### PROBLEM DETAILS
Wherever a line holds the word "text", copy that line out.

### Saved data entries

==================================================

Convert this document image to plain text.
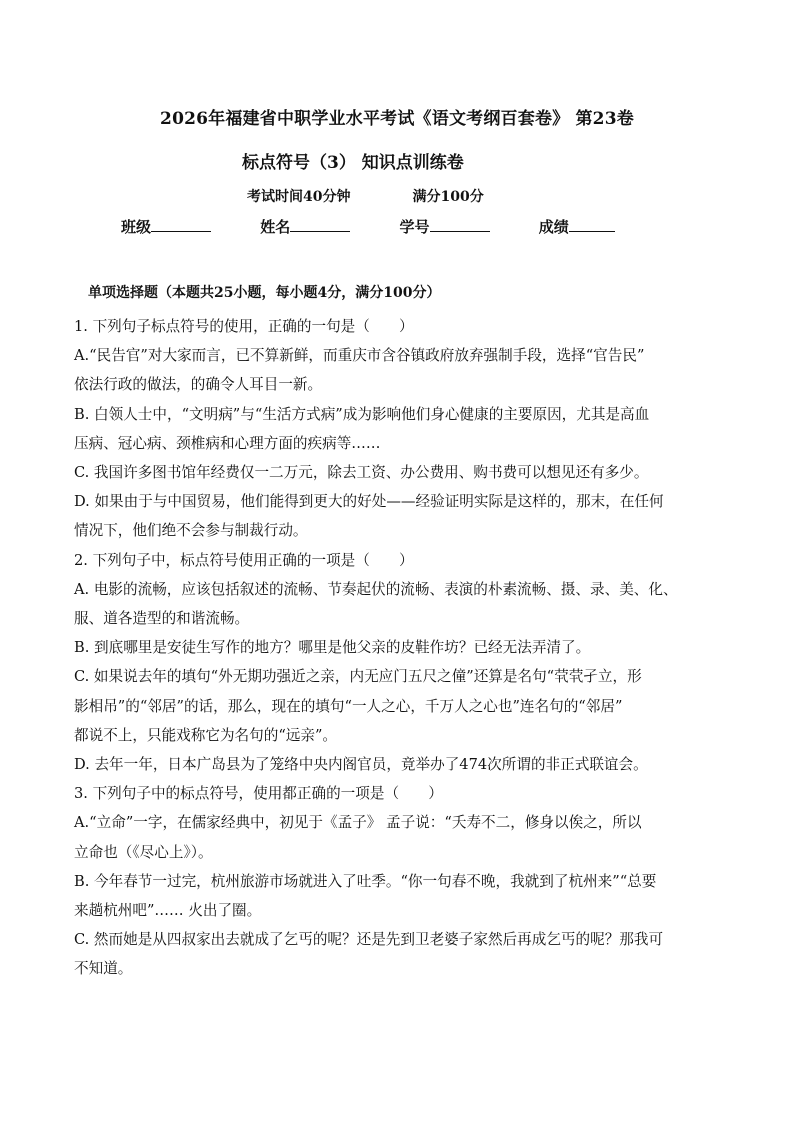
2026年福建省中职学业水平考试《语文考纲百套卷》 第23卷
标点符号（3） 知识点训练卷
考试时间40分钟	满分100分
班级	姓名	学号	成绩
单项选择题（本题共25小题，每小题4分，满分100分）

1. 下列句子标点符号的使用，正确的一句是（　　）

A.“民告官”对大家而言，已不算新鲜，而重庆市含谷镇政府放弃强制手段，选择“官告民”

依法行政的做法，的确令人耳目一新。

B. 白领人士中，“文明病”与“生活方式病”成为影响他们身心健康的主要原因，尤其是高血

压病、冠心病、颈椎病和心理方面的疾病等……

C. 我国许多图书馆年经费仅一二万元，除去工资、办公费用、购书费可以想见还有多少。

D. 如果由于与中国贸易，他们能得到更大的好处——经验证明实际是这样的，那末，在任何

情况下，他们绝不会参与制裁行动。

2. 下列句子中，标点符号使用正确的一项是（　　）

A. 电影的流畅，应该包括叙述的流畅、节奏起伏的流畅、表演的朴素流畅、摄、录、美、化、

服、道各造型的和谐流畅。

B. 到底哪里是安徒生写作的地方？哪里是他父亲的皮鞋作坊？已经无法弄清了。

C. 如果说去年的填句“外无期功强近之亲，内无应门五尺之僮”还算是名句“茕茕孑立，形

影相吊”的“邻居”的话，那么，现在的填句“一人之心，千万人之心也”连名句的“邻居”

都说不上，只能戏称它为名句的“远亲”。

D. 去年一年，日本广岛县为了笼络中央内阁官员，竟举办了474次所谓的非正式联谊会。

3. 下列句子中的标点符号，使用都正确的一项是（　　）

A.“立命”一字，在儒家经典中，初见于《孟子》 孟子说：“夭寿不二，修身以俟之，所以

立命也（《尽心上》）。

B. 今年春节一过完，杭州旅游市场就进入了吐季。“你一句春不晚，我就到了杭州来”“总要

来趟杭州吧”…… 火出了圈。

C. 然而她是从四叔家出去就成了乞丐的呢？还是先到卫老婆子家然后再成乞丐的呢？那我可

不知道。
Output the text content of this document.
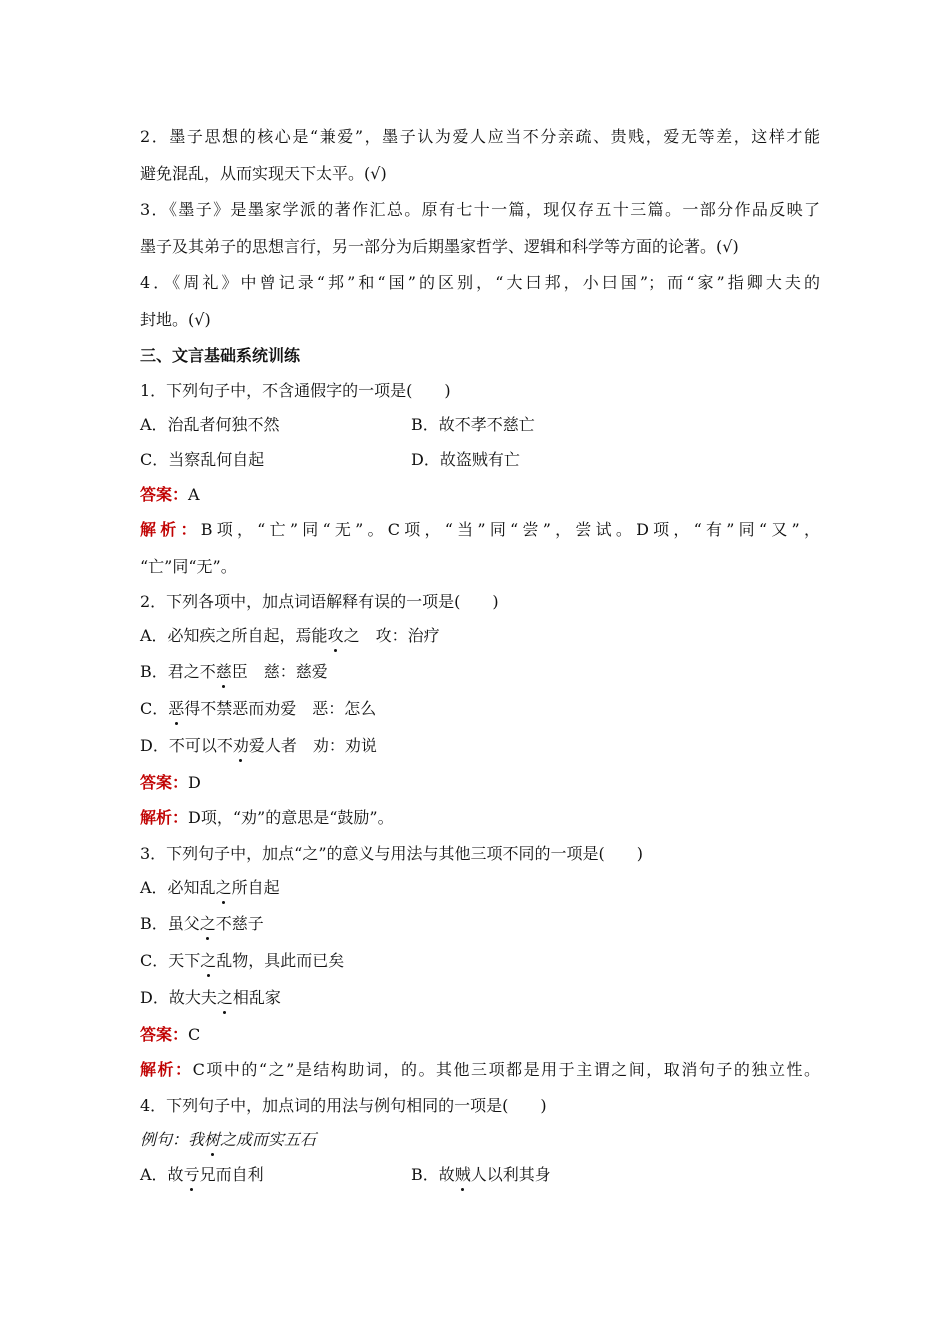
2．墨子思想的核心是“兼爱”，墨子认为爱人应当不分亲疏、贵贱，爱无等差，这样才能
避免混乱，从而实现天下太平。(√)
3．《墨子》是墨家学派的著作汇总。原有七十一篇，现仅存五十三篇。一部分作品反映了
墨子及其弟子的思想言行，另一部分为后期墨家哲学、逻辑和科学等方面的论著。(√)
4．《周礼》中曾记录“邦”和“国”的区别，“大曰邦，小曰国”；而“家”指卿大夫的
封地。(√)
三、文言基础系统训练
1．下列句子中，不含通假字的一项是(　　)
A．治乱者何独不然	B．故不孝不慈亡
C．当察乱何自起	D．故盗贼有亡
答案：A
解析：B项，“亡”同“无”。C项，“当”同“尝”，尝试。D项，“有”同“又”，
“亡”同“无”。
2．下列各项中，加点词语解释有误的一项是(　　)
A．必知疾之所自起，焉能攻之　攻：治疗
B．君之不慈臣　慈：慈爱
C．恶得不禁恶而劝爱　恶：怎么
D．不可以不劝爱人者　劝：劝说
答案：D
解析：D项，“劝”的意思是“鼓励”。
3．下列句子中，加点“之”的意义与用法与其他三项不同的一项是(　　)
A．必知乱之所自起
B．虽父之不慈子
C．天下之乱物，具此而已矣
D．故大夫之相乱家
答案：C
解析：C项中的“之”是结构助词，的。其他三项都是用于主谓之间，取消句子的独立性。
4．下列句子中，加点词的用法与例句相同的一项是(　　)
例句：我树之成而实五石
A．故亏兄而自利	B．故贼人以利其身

==================================================

### ANSWER FOR THE TASK
Convert this document image to plain text.
Output the text content of this document.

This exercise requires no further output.